START

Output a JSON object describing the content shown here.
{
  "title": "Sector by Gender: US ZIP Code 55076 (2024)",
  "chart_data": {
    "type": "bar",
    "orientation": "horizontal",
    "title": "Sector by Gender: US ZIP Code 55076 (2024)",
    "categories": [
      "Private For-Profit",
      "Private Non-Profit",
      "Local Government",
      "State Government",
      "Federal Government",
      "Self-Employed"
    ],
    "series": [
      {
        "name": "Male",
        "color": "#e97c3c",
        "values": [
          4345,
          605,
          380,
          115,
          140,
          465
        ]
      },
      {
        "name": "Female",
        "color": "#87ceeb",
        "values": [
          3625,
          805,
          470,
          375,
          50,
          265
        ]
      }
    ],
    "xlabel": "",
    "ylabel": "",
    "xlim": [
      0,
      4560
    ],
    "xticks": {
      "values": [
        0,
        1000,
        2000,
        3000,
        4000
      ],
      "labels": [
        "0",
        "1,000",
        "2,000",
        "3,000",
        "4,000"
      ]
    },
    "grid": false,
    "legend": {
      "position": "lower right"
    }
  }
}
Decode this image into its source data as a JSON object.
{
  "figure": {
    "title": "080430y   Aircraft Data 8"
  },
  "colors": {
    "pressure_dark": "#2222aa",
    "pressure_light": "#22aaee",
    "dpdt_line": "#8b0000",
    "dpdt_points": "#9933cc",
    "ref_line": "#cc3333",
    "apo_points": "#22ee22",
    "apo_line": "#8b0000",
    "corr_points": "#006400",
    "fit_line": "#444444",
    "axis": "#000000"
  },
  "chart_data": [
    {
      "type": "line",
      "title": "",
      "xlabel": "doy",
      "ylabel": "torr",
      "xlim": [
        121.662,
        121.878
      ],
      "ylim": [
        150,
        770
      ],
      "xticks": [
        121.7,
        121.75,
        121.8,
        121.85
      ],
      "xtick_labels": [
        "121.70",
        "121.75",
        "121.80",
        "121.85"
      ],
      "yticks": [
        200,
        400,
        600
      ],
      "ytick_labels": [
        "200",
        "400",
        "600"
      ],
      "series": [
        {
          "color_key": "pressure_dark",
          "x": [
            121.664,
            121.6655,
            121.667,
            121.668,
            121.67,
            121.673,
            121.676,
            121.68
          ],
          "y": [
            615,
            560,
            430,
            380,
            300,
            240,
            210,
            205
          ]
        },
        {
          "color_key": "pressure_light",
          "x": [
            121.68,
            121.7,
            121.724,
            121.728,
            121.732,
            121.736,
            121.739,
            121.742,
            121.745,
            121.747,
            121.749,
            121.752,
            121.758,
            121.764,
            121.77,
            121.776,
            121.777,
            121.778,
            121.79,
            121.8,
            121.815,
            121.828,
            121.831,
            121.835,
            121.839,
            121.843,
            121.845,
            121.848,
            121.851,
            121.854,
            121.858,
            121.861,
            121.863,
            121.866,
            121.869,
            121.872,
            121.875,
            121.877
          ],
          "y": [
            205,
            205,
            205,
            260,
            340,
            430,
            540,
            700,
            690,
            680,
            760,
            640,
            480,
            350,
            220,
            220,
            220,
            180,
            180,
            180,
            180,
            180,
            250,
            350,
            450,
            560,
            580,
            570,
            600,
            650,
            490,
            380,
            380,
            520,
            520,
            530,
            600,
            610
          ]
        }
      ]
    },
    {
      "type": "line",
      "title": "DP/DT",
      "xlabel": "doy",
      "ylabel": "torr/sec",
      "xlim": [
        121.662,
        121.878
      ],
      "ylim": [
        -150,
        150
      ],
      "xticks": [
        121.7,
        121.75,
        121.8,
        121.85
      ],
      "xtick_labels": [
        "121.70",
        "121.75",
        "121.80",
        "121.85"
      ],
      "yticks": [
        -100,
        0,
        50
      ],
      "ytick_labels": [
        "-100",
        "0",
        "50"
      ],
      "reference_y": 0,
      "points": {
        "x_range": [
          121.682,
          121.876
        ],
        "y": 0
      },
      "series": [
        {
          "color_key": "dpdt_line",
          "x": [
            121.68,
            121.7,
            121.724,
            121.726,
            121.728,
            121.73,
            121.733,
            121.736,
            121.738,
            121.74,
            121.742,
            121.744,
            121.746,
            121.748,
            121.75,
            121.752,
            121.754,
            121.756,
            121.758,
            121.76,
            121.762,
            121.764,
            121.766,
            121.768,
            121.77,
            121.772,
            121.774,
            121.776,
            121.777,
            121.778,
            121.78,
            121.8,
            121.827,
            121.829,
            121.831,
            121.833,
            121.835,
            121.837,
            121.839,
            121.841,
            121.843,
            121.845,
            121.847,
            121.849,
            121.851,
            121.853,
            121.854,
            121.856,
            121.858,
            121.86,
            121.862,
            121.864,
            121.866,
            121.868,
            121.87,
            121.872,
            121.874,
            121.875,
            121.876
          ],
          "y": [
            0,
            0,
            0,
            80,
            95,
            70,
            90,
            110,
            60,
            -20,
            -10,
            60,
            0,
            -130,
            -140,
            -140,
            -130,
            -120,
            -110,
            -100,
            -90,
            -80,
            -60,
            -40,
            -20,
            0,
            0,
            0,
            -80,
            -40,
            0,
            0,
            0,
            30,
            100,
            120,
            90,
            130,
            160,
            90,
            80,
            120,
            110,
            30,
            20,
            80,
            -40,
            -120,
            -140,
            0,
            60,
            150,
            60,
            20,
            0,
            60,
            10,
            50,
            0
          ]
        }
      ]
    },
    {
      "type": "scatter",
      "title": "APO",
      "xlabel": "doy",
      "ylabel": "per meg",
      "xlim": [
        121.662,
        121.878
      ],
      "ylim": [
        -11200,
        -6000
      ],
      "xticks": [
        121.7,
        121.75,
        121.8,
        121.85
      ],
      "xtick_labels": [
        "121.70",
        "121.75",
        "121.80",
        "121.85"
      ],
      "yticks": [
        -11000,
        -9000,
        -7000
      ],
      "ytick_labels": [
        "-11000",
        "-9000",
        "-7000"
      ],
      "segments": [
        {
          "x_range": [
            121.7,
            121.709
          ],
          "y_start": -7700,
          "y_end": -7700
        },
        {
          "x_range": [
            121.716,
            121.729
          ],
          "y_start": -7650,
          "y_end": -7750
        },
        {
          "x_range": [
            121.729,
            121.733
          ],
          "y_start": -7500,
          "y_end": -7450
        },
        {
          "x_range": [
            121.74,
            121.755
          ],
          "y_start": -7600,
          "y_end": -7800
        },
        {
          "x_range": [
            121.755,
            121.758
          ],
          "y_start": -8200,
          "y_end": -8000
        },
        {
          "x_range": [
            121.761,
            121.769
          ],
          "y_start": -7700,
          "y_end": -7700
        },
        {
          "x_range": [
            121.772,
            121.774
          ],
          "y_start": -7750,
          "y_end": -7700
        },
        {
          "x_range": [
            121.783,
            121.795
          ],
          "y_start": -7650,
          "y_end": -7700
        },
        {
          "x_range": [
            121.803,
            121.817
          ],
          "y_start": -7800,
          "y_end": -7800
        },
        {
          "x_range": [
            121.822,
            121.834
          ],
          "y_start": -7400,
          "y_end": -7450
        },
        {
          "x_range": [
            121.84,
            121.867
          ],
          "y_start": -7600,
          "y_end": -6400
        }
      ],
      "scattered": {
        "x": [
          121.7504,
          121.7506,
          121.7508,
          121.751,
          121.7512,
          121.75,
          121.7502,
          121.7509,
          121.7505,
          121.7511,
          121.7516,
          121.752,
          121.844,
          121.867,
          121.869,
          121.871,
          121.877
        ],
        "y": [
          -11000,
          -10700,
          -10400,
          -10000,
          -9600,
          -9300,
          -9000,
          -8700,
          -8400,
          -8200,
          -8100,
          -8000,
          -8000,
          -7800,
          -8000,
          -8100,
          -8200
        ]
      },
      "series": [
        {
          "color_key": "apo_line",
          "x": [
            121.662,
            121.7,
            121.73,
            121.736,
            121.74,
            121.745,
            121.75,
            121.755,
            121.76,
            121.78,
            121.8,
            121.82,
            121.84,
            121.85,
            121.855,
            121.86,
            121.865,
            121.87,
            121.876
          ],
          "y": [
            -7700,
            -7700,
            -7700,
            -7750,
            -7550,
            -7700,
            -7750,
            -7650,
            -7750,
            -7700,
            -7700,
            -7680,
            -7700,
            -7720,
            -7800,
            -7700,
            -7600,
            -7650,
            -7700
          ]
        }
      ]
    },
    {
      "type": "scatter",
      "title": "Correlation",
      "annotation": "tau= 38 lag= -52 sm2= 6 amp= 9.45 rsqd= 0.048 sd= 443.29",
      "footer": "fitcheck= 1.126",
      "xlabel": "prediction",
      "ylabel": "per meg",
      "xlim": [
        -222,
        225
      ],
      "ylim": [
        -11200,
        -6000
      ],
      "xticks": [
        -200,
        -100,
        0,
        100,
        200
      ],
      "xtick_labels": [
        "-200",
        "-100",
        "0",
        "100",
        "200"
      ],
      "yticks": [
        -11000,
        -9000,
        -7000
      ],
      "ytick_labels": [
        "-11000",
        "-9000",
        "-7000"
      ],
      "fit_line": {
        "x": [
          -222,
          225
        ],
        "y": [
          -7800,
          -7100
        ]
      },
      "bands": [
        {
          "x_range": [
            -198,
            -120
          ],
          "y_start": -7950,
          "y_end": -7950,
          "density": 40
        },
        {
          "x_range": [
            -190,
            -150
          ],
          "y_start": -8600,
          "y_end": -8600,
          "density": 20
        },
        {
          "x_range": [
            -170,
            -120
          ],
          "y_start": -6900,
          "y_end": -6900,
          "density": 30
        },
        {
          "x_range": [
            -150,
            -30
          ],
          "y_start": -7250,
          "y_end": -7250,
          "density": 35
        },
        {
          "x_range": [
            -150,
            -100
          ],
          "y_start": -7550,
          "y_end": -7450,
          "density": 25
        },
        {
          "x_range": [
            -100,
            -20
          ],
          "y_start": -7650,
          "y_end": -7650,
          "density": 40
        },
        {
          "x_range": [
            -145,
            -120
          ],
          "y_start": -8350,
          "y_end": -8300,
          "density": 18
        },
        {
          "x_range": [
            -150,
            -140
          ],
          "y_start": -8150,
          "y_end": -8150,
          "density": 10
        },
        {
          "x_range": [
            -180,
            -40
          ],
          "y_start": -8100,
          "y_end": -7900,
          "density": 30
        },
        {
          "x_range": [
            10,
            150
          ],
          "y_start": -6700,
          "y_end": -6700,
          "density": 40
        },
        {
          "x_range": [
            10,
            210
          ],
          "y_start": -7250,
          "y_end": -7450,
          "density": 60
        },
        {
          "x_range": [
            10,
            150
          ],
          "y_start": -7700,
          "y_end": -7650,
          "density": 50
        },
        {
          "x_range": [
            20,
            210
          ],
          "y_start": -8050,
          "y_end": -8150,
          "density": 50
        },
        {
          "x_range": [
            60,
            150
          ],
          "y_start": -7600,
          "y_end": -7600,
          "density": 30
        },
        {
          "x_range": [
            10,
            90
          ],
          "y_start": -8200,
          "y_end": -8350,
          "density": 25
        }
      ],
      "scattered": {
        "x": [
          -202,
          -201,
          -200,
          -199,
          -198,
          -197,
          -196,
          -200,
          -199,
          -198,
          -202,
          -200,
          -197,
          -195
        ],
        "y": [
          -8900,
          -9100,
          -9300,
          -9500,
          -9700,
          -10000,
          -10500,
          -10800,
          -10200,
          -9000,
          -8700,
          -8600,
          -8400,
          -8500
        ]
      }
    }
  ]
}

END

## Task objective
Pull out each line containing the word "title" and copy it.

## The solution
  "title": "Sector by Gender: US ZIP Code 55076 (2024)",
    "title": "Sector by Gender: US ZIP Code 55076 (2024)",
    "title": "080430y   Aircraft Data 8"
      "title": "",
      "title": "DP/DT",
      "title": "APO",
      "title": "Correlation",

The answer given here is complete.